• [THE EXERCISE] Make a tally of the lines in the records that include the string "content", and give only that number.

---------- PROVIDED ENTRIES ----------

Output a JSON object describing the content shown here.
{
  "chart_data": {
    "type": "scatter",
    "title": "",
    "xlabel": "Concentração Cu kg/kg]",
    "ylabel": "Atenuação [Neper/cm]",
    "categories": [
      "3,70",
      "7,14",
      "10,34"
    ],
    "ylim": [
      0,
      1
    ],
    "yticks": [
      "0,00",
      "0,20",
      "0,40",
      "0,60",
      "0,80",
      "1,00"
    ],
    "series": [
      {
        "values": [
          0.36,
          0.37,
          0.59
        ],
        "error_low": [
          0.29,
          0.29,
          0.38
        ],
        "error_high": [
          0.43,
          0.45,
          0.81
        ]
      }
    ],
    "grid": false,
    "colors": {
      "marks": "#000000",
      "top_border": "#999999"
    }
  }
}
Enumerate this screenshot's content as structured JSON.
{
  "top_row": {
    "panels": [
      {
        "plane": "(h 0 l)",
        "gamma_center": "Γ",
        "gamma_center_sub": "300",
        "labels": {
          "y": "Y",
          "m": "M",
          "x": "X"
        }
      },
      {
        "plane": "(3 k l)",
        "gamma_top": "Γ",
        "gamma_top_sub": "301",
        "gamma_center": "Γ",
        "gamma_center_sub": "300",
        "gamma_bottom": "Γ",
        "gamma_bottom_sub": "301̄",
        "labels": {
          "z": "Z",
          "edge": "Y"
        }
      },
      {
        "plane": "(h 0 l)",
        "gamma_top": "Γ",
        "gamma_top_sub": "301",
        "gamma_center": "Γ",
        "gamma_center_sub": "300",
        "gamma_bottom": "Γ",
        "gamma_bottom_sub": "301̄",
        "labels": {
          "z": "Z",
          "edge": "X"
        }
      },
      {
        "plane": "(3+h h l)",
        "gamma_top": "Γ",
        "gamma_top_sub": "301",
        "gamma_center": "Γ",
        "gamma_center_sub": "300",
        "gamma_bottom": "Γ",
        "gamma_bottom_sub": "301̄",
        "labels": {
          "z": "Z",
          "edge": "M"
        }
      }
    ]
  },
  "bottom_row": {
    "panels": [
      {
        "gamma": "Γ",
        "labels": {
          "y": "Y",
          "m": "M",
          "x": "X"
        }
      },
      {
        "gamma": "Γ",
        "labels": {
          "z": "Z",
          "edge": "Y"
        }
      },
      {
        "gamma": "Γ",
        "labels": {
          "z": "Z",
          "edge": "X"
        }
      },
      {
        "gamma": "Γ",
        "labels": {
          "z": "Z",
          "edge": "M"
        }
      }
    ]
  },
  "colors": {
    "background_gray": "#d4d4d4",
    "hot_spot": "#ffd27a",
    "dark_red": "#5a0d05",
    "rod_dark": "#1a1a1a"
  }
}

----------

• [SOLUTION TO THIS PROBLEM] 2